··· Listing

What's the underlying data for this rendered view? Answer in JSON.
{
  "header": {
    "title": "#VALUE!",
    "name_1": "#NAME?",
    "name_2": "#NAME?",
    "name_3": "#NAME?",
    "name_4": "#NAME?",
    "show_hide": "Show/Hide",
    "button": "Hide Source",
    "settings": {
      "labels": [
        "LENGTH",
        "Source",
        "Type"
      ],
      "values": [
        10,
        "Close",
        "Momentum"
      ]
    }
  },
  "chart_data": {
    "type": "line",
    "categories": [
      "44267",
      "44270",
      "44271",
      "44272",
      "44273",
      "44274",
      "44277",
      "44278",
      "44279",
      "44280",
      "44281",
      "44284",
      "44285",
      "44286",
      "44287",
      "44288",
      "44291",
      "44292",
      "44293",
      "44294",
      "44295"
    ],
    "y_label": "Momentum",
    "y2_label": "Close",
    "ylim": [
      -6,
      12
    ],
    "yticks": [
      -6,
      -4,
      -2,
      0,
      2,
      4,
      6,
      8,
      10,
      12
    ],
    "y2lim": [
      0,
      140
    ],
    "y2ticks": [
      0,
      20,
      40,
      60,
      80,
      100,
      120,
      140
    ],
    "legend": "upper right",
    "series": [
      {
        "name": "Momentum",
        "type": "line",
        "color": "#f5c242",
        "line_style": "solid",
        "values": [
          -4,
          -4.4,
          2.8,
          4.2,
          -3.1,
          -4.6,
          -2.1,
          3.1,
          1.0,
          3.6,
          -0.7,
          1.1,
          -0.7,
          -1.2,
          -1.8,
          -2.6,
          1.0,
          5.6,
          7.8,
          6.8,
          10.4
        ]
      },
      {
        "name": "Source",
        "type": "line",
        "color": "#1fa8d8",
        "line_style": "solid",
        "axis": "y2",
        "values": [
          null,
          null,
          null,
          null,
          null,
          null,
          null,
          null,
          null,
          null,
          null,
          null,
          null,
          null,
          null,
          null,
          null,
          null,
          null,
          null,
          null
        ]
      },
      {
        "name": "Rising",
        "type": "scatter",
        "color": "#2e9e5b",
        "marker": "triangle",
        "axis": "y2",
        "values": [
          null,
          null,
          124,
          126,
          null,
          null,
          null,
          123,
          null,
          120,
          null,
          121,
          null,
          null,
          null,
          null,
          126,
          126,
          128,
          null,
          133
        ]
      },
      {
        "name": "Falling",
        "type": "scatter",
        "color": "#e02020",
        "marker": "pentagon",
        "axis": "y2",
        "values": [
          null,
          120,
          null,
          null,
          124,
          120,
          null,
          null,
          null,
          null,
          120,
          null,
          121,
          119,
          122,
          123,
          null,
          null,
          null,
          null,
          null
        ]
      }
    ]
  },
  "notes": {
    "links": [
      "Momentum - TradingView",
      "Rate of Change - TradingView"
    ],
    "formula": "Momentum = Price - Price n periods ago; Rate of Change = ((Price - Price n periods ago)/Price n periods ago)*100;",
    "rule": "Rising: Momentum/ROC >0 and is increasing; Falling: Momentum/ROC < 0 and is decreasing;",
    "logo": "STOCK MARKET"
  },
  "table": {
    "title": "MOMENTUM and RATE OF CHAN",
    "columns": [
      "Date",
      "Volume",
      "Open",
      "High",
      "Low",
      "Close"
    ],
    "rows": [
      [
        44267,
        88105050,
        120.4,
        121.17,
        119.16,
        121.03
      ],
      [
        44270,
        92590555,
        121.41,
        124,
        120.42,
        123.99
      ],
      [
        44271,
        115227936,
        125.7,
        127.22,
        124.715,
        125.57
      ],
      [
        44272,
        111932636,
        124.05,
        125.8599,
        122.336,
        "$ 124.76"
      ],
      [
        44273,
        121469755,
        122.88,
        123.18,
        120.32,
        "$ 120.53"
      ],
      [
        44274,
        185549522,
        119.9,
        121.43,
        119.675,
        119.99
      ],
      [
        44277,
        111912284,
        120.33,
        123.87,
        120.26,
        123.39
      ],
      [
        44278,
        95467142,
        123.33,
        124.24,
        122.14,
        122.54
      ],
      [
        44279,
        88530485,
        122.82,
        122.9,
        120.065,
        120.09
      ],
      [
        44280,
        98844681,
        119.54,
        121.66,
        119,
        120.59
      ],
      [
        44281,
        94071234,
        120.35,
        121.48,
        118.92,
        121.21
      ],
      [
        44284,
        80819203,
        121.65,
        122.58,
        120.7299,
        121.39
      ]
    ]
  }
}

······

Required task:
Check each line above for the string "color" and show the ones that have it.

Task response:
        "color": "#f5c242",
        "color": "#1fa8d8",
        "color": "#2e9e5b",
        "color": "#e02020",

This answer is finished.